# start of EXTRACTED INFORMATION
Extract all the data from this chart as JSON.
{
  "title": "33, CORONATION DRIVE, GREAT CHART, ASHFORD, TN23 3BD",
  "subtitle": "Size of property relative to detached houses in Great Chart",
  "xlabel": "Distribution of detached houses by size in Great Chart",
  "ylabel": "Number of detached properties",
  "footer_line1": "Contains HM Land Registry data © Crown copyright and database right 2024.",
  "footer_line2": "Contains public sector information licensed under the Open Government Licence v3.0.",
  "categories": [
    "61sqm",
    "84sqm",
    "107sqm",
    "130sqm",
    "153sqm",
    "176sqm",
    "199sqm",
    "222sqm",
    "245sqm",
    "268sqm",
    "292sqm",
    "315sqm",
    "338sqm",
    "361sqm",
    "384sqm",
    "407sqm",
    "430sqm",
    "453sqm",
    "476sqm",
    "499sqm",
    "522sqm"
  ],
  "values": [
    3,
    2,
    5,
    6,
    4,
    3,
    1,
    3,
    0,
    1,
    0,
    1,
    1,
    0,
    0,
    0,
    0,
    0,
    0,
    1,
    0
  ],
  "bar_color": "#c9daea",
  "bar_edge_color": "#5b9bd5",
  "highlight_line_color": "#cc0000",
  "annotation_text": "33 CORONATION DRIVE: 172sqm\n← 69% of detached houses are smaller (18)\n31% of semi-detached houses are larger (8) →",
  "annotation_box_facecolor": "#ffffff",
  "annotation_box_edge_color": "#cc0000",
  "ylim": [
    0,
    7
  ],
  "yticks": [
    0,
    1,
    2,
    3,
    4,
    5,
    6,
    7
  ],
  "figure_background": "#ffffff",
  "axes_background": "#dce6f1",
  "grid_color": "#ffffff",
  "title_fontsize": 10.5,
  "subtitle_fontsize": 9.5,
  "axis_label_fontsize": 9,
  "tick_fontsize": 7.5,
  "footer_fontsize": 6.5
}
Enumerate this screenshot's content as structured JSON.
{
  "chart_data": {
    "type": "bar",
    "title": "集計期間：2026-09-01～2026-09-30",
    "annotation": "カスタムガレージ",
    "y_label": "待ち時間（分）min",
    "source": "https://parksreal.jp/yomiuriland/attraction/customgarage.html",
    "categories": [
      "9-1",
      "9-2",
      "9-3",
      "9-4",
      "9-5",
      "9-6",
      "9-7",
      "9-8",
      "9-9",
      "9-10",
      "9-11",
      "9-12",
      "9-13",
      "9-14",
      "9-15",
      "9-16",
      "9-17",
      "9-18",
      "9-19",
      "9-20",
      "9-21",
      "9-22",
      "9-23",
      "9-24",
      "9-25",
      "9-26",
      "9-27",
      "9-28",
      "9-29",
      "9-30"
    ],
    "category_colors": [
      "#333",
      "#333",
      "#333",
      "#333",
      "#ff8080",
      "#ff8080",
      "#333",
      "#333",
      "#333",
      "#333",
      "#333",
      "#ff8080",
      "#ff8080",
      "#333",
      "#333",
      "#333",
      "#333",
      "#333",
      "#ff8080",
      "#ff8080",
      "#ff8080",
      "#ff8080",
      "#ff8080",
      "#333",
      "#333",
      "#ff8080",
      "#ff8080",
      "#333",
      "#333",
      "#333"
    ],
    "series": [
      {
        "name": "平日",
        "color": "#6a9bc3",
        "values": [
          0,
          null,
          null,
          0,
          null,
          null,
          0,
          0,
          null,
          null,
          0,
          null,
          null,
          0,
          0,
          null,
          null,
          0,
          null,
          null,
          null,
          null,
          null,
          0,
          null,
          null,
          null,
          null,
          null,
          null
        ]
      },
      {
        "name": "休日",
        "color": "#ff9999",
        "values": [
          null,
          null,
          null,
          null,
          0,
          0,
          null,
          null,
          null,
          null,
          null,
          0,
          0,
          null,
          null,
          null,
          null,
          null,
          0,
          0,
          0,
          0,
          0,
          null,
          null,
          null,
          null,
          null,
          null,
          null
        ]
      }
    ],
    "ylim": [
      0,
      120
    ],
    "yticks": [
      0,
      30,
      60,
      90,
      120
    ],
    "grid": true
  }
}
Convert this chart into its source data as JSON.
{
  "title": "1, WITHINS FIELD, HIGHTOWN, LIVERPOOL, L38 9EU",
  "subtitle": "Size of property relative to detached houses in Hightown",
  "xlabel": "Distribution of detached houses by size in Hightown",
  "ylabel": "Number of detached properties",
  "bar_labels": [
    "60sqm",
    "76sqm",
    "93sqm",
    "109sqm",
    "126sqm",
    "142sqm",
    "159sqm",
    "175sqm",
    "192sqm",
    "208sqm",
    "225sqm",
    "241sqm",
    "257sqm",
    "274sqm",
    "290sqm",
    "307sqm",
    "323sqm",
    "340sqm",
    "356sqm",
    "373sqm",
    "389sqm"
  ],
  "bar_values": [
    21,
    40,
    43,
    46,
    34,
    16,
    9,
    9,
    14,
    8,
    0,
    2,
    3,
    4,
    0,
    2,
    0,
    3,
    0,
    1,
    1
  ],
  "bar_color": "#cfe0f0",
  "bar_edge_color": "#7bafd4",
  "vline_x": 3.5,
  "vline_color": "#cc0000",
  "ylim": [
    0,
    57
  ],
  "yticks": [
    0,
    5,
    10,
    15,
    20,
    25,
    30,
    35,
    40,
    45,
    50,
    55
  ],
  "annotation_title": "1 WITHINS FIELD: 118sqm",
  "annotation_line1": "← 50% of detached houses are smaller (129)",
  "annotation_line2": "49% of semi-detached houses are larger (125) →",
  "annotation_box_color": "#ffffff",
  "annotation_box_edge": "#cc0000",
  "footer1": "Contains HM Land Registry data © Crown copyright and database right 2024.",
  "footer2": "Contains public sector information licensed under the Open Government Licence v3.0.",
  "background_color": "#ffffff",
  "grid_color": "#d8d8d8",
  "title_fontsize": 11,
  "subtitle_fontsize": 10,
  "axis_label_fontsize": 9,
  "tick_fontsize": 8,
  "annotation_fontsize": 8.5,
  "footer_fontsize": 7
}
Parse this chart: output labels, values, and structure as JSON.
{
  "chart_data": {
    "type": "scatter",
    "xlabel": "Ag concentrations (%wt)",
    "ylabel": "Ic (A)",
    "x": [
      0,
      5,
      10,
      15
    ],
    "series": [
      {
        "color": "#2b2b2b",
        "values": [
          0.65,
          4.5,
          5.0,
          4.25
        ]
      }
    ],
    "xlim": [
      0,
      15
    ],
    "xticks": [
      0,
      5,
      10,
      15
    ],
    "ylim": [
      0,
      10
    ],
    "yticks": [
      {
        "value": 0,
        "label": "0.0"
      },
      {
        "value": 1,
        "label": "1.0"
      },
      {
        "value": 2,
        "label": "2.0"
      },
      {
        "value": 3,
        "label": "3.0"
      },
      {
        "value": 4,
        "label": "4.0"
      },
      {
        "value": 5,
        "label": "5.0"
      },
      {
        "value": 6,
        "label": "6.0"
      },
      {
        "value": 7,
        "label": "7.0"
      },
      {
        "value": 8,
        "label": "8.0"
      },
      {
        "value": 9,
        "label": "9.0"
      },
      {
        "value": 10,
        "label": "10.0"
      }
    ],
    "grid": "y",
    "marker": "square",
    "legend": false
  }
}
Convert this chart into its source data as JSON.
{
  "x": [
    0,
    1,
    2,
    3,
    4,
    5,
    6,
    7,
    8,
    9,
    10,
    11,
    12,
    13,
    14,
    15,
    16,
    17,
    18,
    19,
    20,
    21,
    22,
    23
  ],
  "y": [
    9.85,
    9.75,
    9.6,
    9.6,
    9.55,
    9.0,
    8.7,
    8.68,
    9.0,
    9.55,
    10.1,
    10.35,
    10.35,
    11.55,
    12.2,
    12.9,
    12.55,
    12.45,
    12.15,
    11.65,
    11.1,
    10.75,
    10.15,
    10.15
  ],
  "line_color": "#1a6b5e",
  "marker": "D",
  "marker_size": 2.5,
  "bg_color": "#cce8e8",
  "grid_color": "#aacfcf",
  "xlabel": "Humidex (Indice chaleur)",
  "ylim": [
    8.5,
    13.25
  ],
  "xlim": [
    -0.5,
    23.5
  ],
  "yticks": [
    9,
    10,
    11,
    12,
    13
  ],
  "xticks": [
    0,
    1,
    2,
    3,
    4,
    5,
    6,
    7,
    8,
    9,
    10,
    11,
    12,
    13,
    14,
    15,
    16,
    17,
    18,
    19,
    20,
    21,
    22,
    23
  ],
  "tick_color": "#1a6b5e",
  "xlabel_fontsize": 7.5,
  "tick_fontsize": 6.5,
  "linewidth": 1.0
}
# end of EXTRACTED INFORMATION
## SHORT EXERCISE
Gather from the entries above all lines that include the string "under".

## ANSWER TO THIS PROBLEM
  "footer_line2": "Contains public sector information licensed under the Open Government Licence v3.0.",
  "footer2": "Contains public sector information licensed under the Open Government Licence v3.0.",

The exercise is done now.